Extracted records:
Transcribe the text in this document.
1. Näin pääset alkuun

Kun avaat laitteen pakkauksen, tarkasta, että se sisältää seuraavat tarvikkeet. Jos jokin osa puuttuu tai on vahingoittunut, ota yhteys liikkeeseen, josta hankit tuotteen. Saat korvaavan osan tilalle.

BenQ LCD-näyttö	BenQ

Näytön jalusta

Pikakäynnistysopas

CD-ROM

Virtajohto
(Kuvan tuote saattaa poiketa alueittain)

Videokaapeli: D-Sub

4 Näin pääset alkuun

- **Exercise brief**:
Reproduce the listing above word for word.

- **Final answer**:
Transcribe the text in this document.
1. Näin pääset alkuun

Kun avaat laitteen pakkauksen, tarkasta, että se sisältää seuraavat tarvikkeet. Jos jokin osa puuttuu tai on vahingoittunut, ota yhteys liikkeeseen, josta hankit tuotteen. Saat korvaavan osan tilalle.

BenQ LCD-näyttö	BenQ

Näytön jalusta

Pikakäynnistysopas

CD-ROM

Virtajohto
(Kuvan tuote saattaa poiketa alueittain)

Videokaapeli: D-Sub

4 Näin pääset alkuun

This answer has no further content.